_Given instruction_: Retype exactly the stretch of lines that begins at the line containing "OCR this image." and ends at the last line of the data, with no other lines.

_Input for this task_:
┄┄┄┄┄┄
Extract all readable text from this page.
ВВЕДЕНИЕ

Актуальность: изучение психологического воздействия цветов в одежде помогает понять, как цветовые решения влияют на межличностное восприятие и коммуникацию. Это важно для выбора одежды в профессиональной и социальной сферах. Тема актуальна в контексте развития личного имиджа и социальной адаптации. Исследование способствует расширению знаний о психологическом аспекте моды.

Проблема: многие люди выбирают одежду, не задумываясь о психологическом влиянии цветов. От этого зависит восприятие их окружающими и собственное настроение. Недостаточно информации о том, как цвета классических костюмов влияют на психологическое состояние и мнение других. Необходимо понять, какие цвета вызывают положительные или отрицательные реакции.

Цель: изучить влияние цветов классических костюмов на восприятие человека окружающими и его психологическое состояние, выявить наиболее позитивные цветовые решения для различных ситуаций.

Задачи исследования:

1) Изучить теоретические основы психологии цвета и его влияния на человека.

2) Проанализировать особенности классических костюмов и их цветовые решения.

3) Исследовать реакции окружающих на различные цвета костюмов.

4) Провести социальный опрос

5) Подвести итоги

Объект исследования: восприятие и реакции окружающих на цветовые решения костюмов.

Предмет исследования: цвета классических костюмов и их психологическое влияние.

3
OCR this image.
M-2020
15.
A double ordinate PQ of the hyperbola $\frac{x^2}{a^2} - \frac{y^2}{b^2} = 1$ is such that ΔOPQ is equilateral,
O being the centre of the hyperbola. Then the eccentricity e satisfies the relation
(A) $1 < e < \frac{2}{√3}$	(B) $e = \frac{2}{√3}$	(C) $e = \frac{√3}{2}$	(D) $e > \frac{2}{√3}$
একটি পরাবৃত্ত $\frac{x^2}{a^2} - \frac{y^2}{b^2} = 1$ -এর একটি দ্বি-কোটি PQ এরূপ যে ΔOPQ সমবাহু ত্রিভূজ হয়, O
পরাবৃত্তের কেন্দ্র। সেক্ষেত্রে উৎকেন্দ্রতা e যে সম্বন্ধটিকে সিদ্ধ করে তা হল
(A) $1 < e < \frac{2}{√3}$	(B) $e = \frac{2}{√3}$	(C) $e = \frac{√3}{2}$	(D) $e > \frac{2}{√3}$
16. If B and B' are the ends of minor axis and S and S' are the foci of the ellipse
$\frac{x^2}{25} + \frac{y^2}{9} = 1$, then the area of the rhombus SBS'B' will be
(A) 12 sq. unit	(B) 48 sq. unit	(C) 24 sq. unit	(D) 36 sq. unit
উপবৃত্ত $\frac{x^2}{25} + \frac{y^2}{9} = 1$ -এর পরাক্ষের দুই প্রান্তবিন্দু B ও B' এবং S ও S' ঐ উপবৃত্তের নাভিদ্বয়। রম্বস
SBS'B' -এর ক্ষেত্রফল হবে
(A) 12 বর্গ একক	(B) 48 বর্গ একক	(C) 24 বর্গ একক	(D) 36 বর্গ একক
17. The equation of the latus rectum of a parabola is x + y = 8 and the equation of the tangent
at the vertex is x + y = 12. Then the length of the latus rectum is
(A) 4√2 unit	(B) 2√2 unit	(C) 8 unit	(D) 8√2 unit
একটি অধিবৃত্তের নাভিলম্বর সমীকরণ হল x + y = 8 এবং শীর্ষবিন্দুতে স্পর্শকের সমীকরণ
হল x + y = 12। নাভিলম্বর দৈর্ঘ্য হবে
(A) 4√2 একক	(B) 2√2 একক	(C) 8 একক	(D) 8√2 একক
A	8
┄┄┄┄┄┄
_Exercise result_:
OCR this image.
M-2020
15.
A double ordinate PQ of the hyperbola $\frac{x^2}{a^2} - \frac{y^2}{b^2} = 1$ is such that ΔOPQ is equilateral,
O being the centre of the hyperbola. Then the eccentricity e satisfies the relation
(A) $1 < e < \frac{2}{√3}$	(B) $e = \frac{2}{√3}$	(C) $e = \frac{√3}{2}$	(D) $e > \frac{2}{√3}$
একটি পরাবৃত্ত $\frac{x^2}{a^2} - \frac{y^2}{b^2} = 1$ -এর একটি দ্বি-কোটি PQ এরূপ যে ΔOPQ সমবাহু ত্রিভূজ হয়, O
পরাবৃত্তের কেন্দ্র। সেক্ষেত্রে উৎকেন্দ্রতা e যে সম্বন্ধটিকে সিদ্ধ করে তা হল
(A) $1 < e < \frac{2}{√3}$	(B) $e = \frac{2}{√3}$	(C) $e = \frac{√3}{2}$	(D) $e > \frac{2}{√3}$
16. If B and B' are the ends of minor axis and S and S' are the foci of the ellipse
$\frac{x^2}{25} + \frac{y^2}{9} = 1$, then the area of the rhombus SBS'B' will be
(A) 12 sq. unit	(B) 48 sq. unit	(C) 24 sq. unit	(D) 36 sq. unit
উপবৃত্ত $\frac{x^2}{25} + \frac{y^2}{9} = 1$ -এর পরাক্ষের দুই প্রান্তবিন্দু B ও B' এবং S ও S' ঐ উপবৃত্তের নাভিদ্বয়। রম্বস
SBS'B' -এর ক্ষেত্রফল হবে
(A) 12 বর্গ একক	(B) 48 বর্গ একক	(C) 24 বর্গ একক	(D) 36 বর্গ একক
17. The equation of the latus rectum of a parabola is x + y = 8 and the equation of the tangent
at the vertex is x + y = 12. Then the length of the latus rectum is
(A) 4√2 unit	(B) 2√2 unit	(C) 8 unit	(D) 8√2 unit
একটি অধিবৃত্তের নাভিলম্বর সমীকরণ হল x + y = 8 এবং শীর্ষবিন্দুতে স্পর্শকের সমীকরণ
হল x + y = 12। নাভিলম্বর দৈর্ঘ্য হবে
(A) 4√2 একক	(B) 2√2 একক	(C) 8 একক	(D) 8√2 একক
A	8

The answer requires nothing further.